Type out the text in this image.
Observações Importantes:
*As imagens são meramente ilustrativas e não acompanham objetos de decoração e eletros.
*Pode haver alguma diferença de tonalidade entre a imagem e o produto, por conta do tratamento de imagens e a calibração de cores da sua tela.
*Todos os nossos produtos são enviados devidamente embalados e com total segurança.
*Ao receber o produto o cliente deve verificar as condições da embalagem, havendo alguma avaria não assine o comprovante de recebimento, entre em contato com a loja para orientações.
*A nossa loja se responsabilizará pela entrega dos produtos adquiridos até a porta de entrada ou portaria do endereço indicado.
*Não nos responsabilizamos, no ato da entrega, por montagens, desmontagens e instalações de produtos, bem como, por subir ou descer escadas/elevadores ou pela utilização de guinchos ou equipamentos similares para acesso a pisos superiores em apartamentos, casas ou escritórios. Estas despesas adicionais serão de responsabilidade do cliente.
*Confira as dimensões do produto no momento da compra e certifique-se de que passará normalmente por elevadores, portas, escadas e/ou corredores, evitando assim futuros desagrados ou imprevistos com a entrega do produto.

● **Written problem**
Find the lines containing "imagens" and pull them out.

● **The completed task**
*As imagens são meramente ilustrativas e não acompanham objetos de decoração e eletros.
*Pode haver alguma diferença de tonalidade entre a imagem e o produto, por conta do tratamento de imagens e a calibração de cores da sua tela.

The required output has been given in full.